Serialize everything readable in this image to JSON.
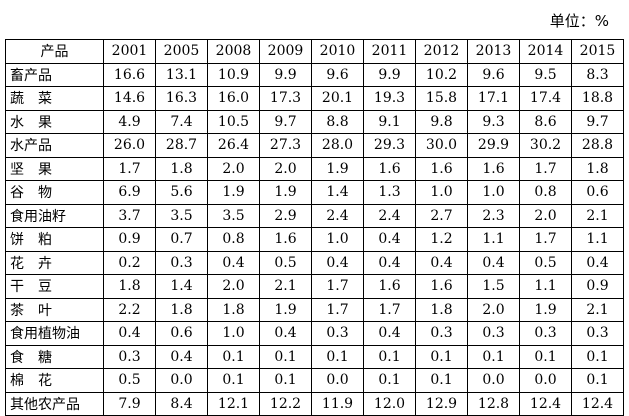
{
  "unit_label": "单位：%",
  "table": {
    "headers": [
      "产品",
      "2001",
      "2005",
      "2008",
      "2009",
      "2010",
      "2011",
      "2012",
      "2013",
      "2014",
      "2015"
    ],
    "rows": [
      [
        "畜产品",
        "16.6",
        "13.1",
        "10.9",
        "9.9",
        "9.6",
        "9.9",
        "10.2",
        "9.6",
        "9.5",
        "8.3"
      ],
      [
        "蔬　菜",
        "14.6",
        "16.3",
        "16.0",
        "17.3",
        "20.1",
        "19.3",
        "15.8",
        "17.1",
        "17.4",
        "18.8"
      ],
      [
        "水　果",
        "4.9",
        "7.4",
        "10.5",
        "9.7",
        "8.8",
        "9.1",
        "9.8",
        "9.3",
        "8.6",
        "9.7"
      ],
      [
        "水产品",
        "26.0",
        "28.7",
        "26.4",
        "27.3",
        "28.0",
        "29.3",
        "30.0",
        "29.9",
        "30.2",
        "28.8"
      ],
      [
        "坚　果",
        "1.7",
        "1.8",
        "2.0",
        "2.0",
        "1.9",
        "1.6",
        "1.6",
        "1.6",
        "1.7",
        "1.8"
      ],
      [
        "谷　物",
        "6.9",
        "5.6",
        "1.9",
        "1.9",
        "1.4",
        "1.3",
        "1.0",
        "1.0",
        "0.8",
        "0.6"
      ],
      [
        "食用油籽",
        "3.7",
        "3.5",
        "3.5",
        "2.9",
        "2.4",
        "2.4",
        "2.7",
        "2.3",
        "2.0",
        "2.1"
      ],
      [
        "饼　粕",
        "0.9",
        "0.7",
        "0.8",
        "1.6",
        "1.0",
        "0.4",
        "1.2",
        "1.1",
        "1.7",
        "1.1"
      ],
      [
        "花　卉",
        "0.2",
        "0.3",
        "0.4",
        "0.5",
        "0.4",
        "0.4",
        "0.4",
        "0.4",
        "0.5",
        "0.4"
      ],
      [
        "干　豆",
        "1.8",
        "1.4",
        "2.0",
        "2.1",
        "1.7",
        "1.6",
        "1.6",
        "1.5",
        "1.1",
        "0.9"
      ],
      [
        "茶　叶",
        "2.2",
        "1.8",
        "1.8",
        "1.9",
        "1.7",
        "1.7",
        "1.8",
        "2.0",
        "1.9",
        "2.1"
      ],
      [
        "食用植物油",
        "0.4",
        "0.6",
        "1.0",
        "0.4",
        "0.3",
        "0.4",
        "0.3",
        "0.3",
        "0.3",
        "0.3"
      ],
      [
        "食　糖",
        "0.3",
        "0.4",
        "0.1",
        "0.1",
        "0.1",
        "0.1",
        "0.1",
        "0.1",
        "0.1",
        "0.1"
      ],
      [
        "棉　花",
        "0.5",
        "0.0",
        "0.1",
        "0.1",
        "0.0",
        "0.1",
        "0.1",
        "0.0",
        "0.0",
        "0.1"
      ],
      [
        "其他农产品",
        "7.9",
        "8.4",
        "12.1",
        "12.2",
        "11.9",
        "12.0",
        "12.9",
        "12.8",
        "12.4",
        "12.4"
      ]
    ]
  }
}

*-*-*

### What you should do:
Using the records above, retype everything exactly except the pictures.

### Complete response:
Serialize everything readable in this image to JSON.
{
  "unit_label": "单位：%",
  "table": {
    "headers": [
      "产品",
      "2001",
      "2005",
      "2008",
      "2009",
      "2010",
      "2011",
      "2012",
      "2013",
      "2014",
      "2015"
    ],
    "rows": [
      [
        "畜产品",
        "16.6",
        "13.1",
        "10.9",
        "9.9",
        "9.6",
        "9.9",
        "10.2",
        "9.6",
        "9.5",
        "8.3"
      ],
      [
        "蔬　菜",
        "14.6",
        "16.3",
        "16.0",
        "17.3",
        "20.1",
        "19.3",
        "15.8",
        "17.1",
        "17.4",
        "18.8"
      ],
      [
        "水　果",
        "4.9",
        "7.4",
        "10.5",
        "9.7",
        "8.8",
        "9.1",
        "9.8",
        "9.3",
        "8.6",
        "9.7"
      ],
      [
        "水产品",
        "26.0",
        "28.7",
        "26.4",
        "27.3",
        "28.0",
        "29.3",
        "30.0",
        "29.9",
        "30.2",
        "28.8"
      ],
      [
        "坚　果",
        "1.7",
        "1.8",
        "2.0",
        "2.0",
        "1.9",
        "1.6",
        "1.6",
        "1.6",
        "1.7",
        "1.8"
      ],
      [
        "谷　物",
        "6.9",
        "5.6",
        "1.9",
        "1.9",
        "1.4",
        "1.3",
        "1.0",
        "1.0",
        "0.8",
        "0.6"
      ],
      [
        "食用油籽",
        "3.7",
        "3.5",
        "3.5",
        "2.9",
        "2.4",
        "2.4",
        "2.7",
        "2.3",
        "2.0",
        "2.1"
      ],
      [
        "饼　粕",
        "0.9",
        "0.7",
        "0.8",
        "1.6",
        "1.0",
        "0.4",
        "1.2",
        "1.1",
        "1.7",
        "1.1"
      ],
      [
        "花　卉",
        "0.2",
        "0.3",
        "0.4",
        "0.5",
        "0.4",
        "0.4",
        "0.4",
        "0.4",
        "0.5",
        "0.4"
      ],
      [
        "干　豆",
        "1.8",
        "1.4",
        "2.0",
        "2.1",
        "1.7",
        "1.6",
        "1.6",
        "1.5",
        "1.1",
        "0.9"
      ],
      [
        "茶　叶",
        "2.2",
        "1.8",
        "1.8",
        "1.9",
        "1.7",
        "1.7",
        "1.8",
        "2.0",
        "1.9",
        "2.1"
      ],
      [
        "食用植物油",
        "0.4",
        "0.6",
        "1.0",
        "0.4",
        "0.3",
        "0.4",
        "0.3",
        "0.3",
        "0.3",
        "0.3"
      ],
      [
        "食　糖",
        "0.3",
        "0.4",
        "0.1",
        "0.1",
        "0.1",
        "0.1",
        "0.1",
        "0.1",
        "0.1",
        "0.1"
      ],
      [
        "棉　花",
        "0.5",
        "0.0",
        "0.1",
        "0.1",
        "0.0",
        "0.1",
        "0.1",
        "0.0",
        "0.0",
        "0.1"
      ],
      [
        "其他农产品",
        "7.9",
        "8.4",
        "12.1",
        "12.2",
        "11.9",
        "12.0",
        "12.9",
        "12.8",
        "12.4",
        "12.4"
      ]
    ]
  }
}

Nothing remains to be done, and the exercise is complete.